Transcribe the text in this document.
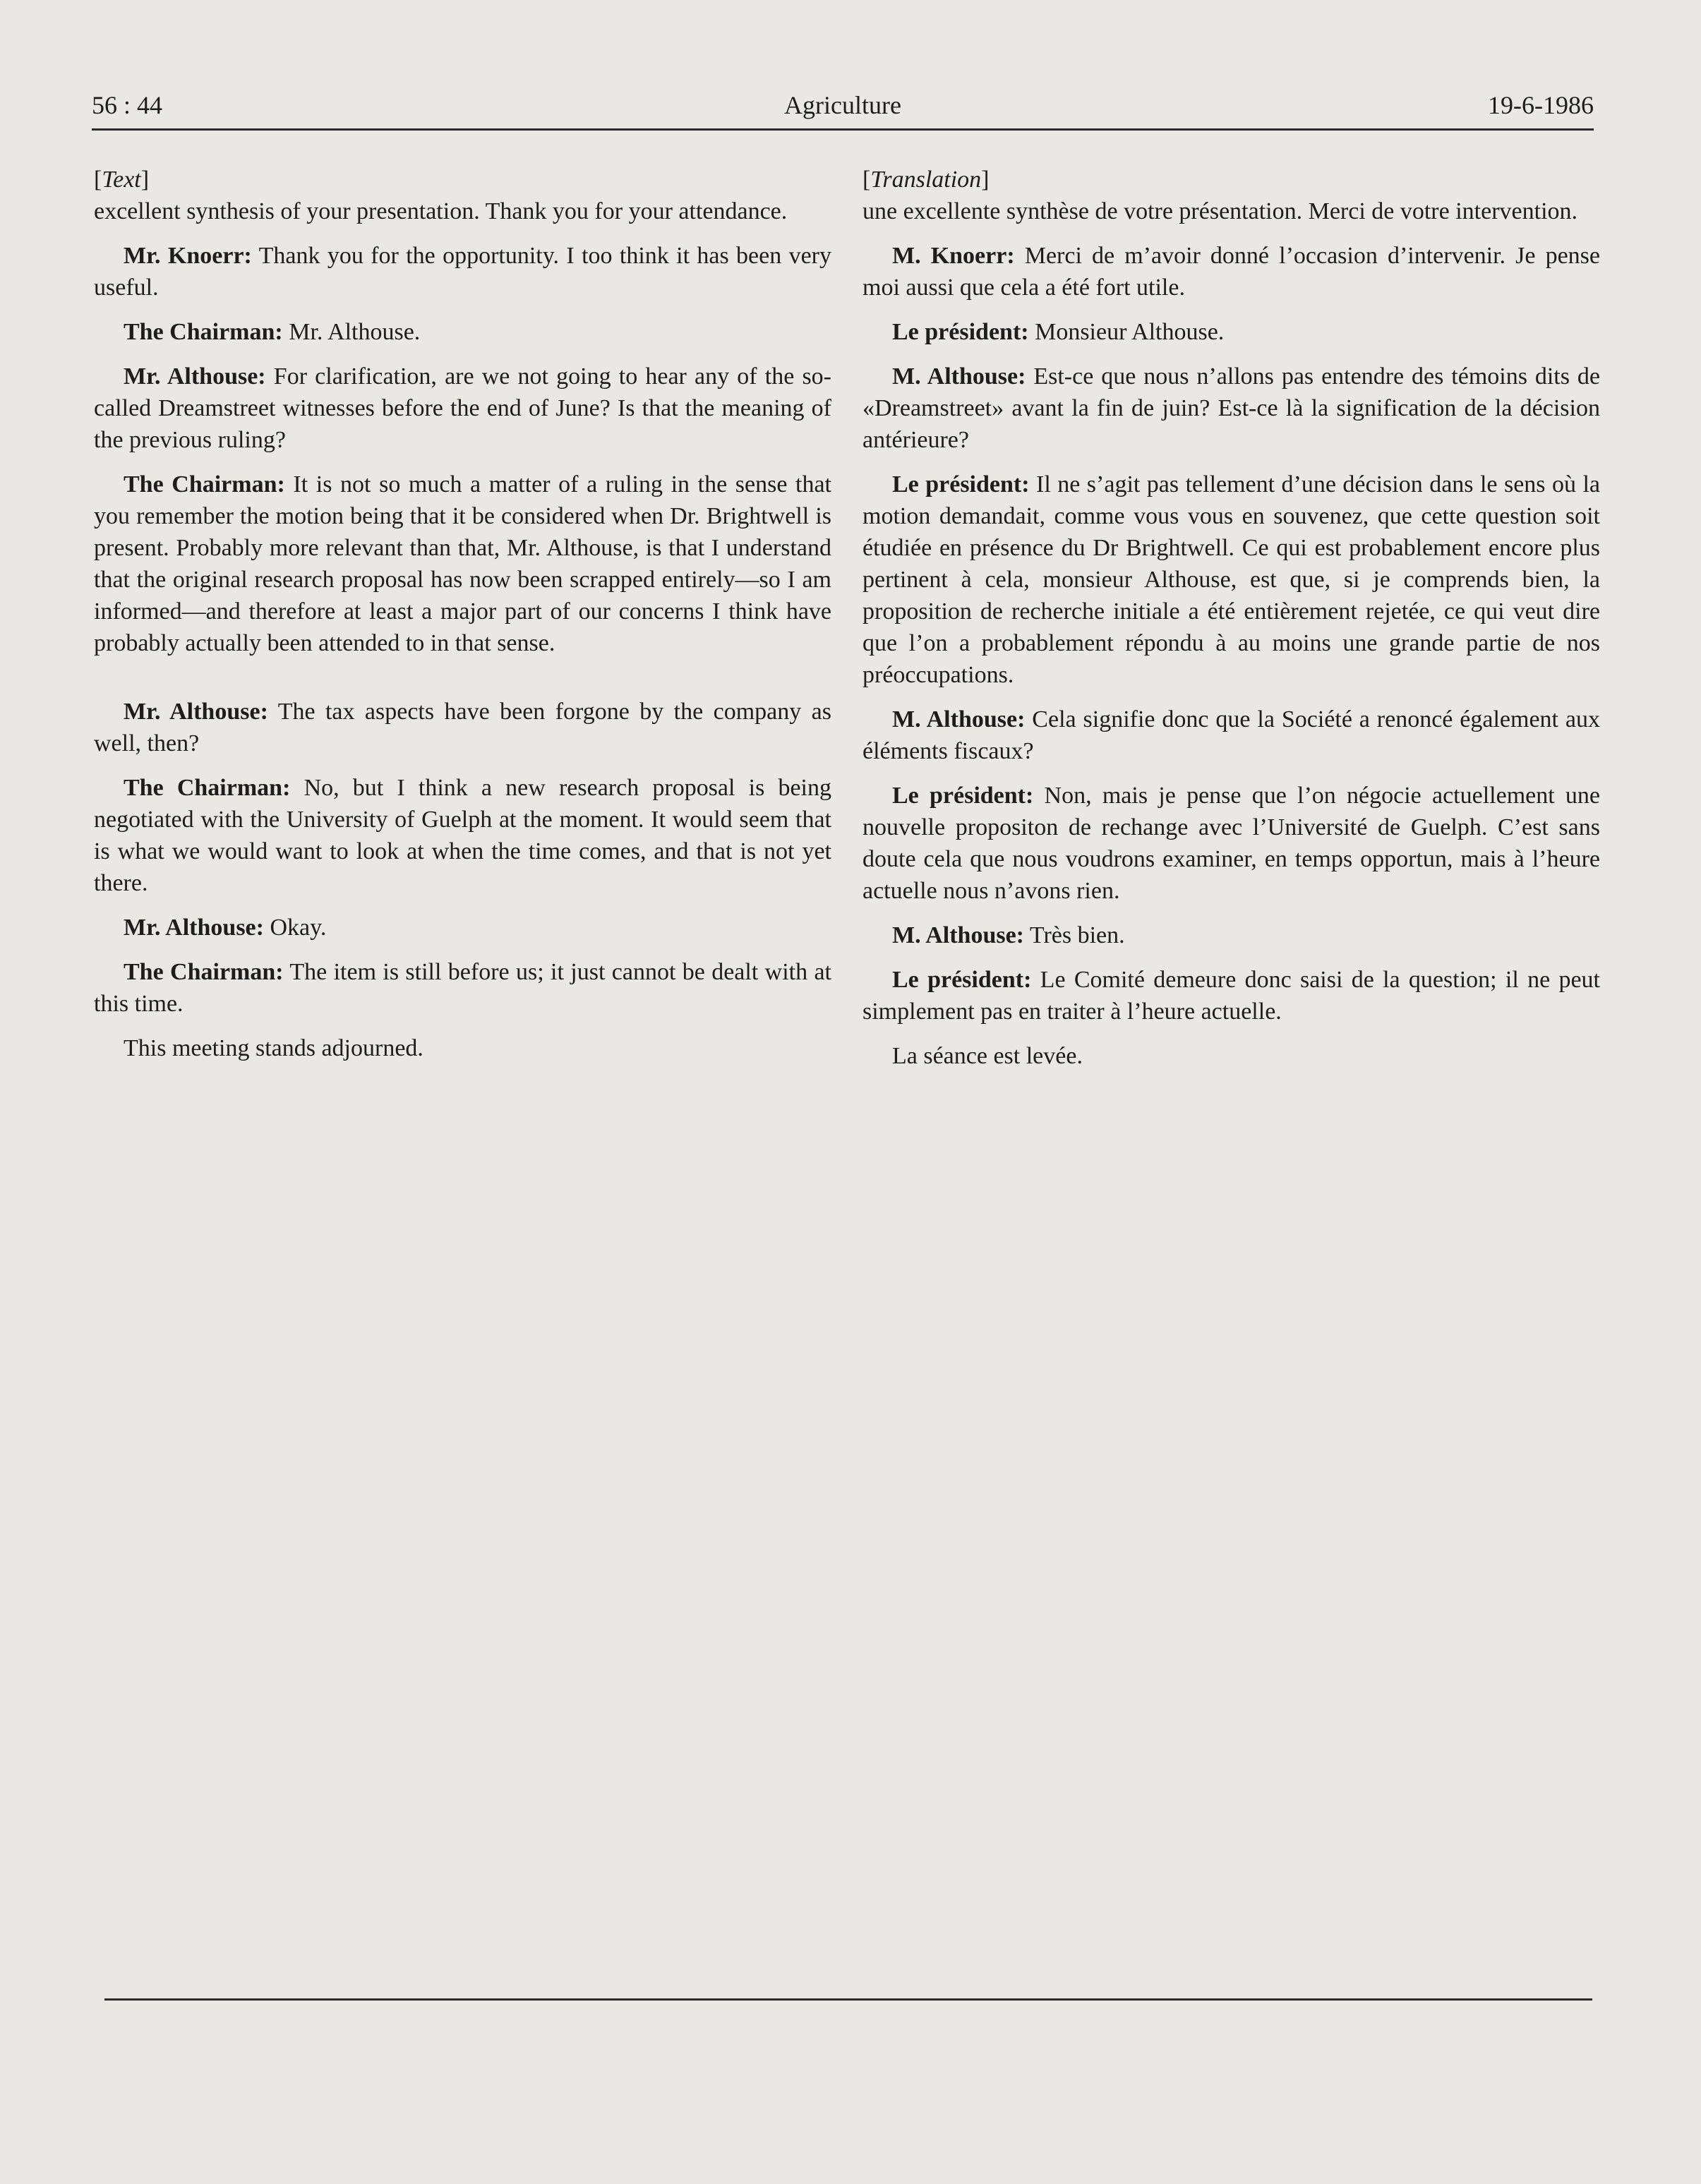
56 : 44	Agriculture	19-6-1986

[Text]

excellent synthesis of your presentation. Thank you for your attendance.

Mr. Knoerr: Thank you for the opportunity. I too think it has been very useful.

The Chairman: Mr. Althouse.

Mr. Althouse: For clarification, are we not going to hear any of the so-called Dreamstreet witnesses before the end of June? Is that the meaning of the previous ruling?

The Chairman: It is not so much a matter of a ruling in the sense that you remember the motion being that it be considered when Dr. Brightwell is present. Probably more relevant than that, Mr. Althouse, is that I understand that the original research proposal has now been scrapped entirely—so I am informed—and therefore at least a major part of our concerns I think have probably actually been attended to in that sense.

Mr. Althouse: The tax aspects have been forgone by the company as well, then?

The Chairman: No, but I think a new research proposal is being negotiated with the University of Guelph at the moment. It would seem that is what we would want to look at when the time comes, and that is not yet there.

Mr. Althouse: Okay.

The Chairman: The item is still before us; it just cannot be dealt with at this time.

This meeting stands adjourned.

[Translation]

une excellente synthèse de votre présentation. Merci de votre intervention.

M. Knoerr: Merci de m’avoir donné l’occasion d’intervenir. Je pense moi aussi que cela a été fort utile.

Le président: Monsieur Althouse.

M. Althouse: Est-ce que nous n’allons pas entendre des témoins dits de «Dreamstreet» avant la fin de juin? Est-ce là la signification de la décision antérieure?

Le président: Il ne s’agit pas tellement d’une décision dans le sens où la motion demandait, comme vous vous en souvenez, que cette question soit étudiée en présence du Dr Brightwell. Ce qui est probablement encore plus pertinent à cela, monsieur Althouse, est que, si je comprends bien, la proposition de recherche initiale a été entièrement rejetée, ce qui veut dire que l’on a probablement répondu à au moins une grande partie de nos préoccupations.

M. Althouse: Cela signifie donc que la Société a renoncé également aux éléments fiscaux?

Le président: Non, mais je pense que l’on négocie actuellement une nouvelle propositon de rechange avec l’Université de Guelph. C’est sans doute cela que nous voudrons examiner, en temps opportun, mais à l’heure actuelle nous n’avons rien.

M. Althouse: Très bien.

Le président: Le Comité demeure donc saisi de la question; il ne peut simplement pas en traiter à l’heure actuelle.

La séance est levée.
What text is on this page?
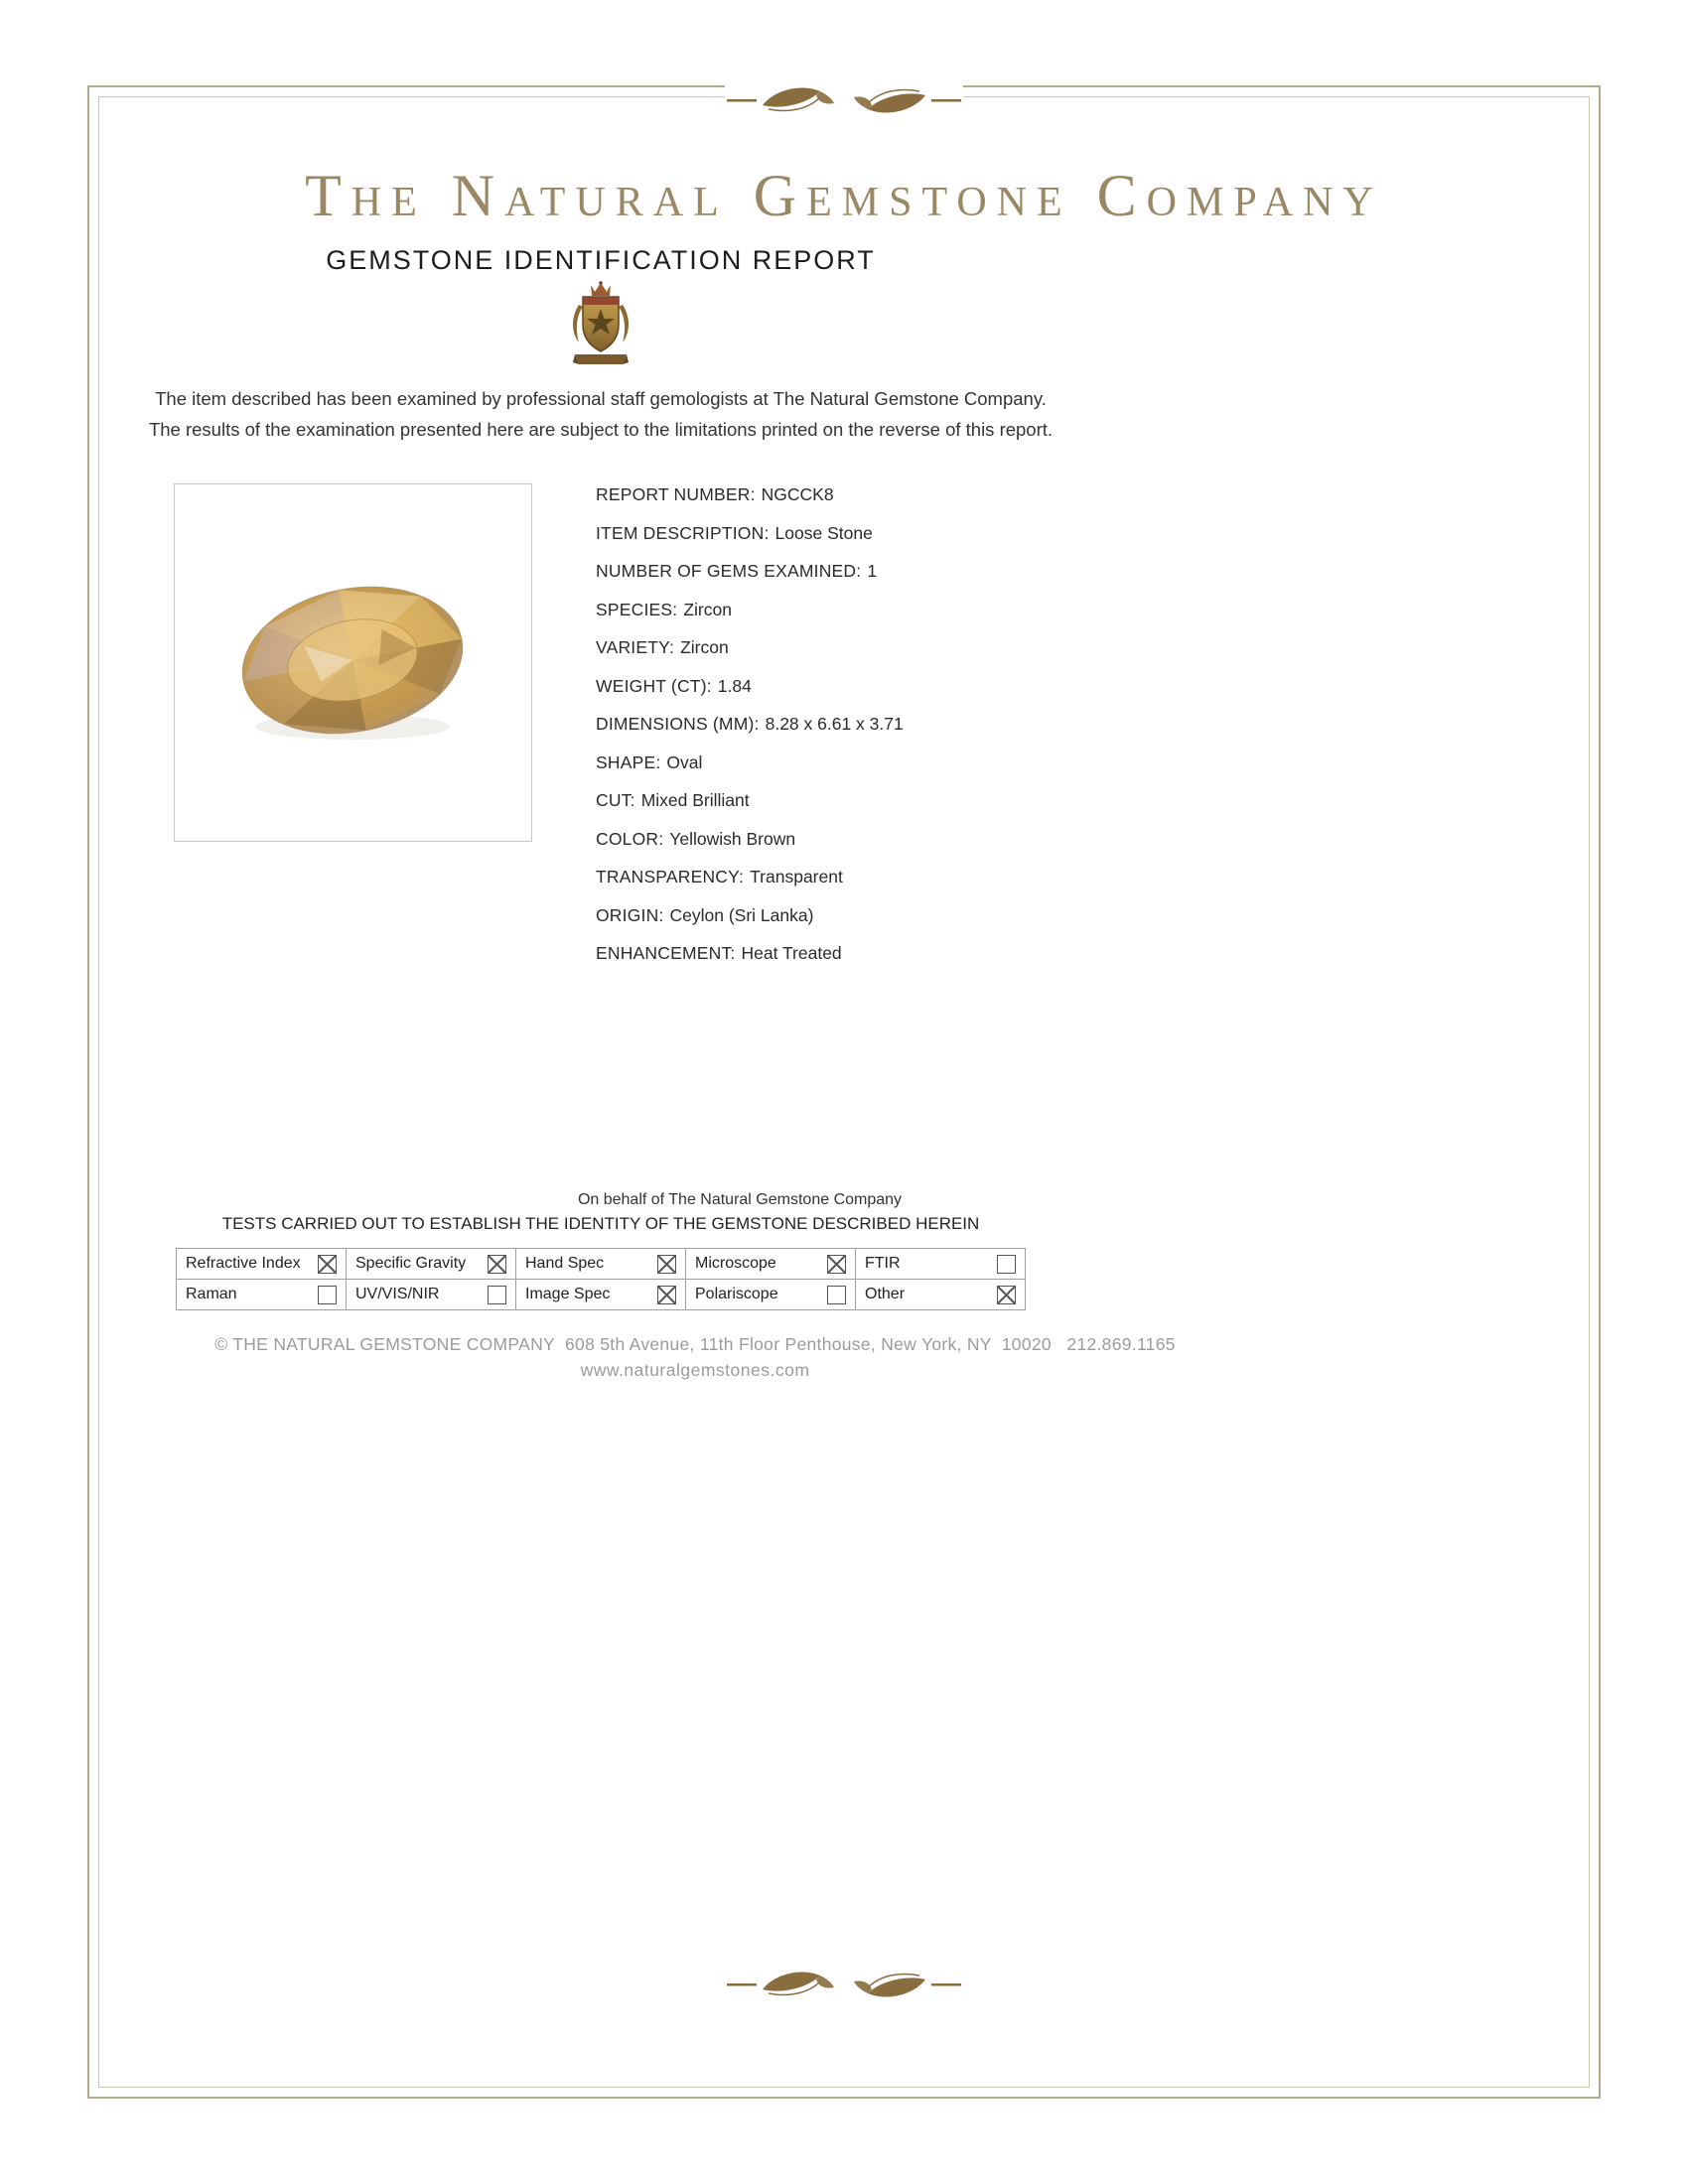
The Natural Gemstone Company
GEMSTONE IDENTIFICATION REPORT
The item described has been examined by professional staff gemologists at The Natural Gemstone Company.
The results of the examination presented here are subject to the limitations printed on the reverse of this report.
REPORT NUMBER: NGCCK8
ITEM DESCRIPTION: Loose Stone
NUMBER OF GEMS EXAMINED: 1
SPECIES: Zircon
VARIETY: Zircon
WEIGHT (CT): 1.84
DIMENSIONS (MM): 8.28 x 6.61 x 3.71
SHAPE: Oval
CUT: Mixed Brilliant
COLOR: Yellowish Brown
TRANSPARENCY: Transparent
ORIGIN: Ceylon (Sri Lanka)
ENHANCEMENT: Heat Treated
On behalf of The Natural Gemstone Company
TESTS CARRIED OUT TO ESTABLISH THE IDENTITY OF THE GEMSTONE DESCRIBED HEREIN
Refractive Index	Specific Gravity	Hand Spec	Microscope	FTIR

Raman	UV/VIS/NIR	Image Spec	Polariscope	Other
© THE NATURAL GEMSTONE COMPANY  608 5th Avenue, 11th Floor Penthouse, New York, NY  10020   212.869.1165
www.naturalgemstones.com
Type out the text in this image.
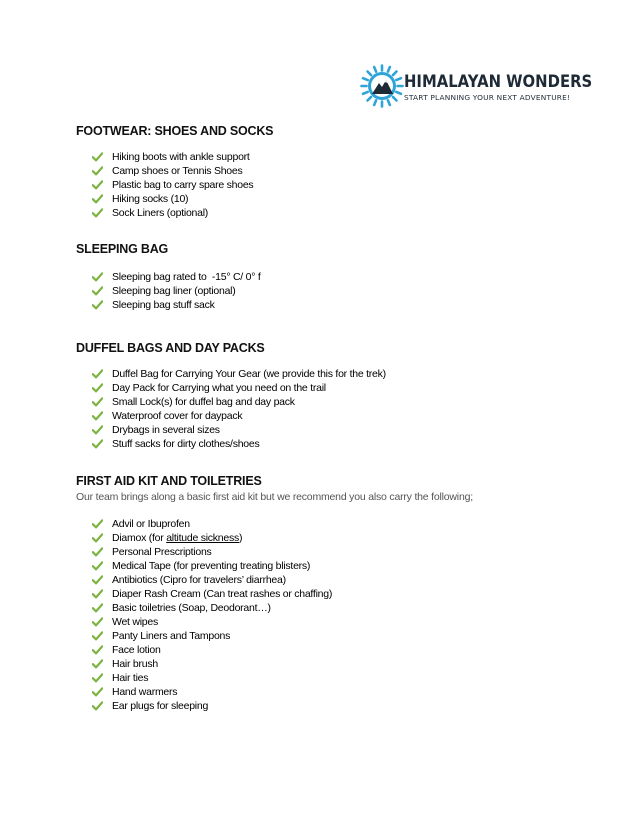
HIMALAYAN WONDERS
START PLANNING YOUR NEXT ADVENTURE!
FOOTWEAR: SHOES AND SOCKS
Hiking boots with ankle support
Camp shoes or Tennis Shoes
Plastic bag to carry spare shoes
Hiking socks (10)
Sock Liners (optional)
SLEEPING BAG
Sleeping bag rated to  -15° C/ 0° f
Sleeping bag liner (optional)
Sleeping bag stuff sack
DUFFEL BAGS AND DAY PACKS
Duffel Bag for Carrying Your Gear (we provide this for the trek)
Day Pack for Carrying what you need on the trail
Small Lock(s) for duffel bag and day pack
Waterproof cover for daypack
Drybags in several sizes
Stuff sacks for dirty clothes/shoes
FIRST AID KIT AND TOILETRIES
Our team brings along a basic first aid kit but we recommend you also carry the following;
Advil or Ibuprofen
Diamox (for altitude sickness)
Personal Prescriptions
Medical Tape (for preventing treating blisters)
Antibiotics (Cipro for travelers’ diarrhea)
Diaper Rash Cream (Can treat rashes or chaffing)
Basic toiletries (Soap, Deodorant…)
Wet wipes
Panty Liners and Tampons
Face lotion
Hair brush
Hair ties
Hand warmers
Ear plugs for sleeping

◆ **What the task requires**
From the entries above, select each line containing the string "Knoerr".

◆ **Solution below**
Mr. Knoerr: Thank you for the opportunity. I too think it has been very useful.
M. Knoerr: Merci de m’avoir donné l’occasion d’intervenir. Je pense moi aussi que cela a été fort utile.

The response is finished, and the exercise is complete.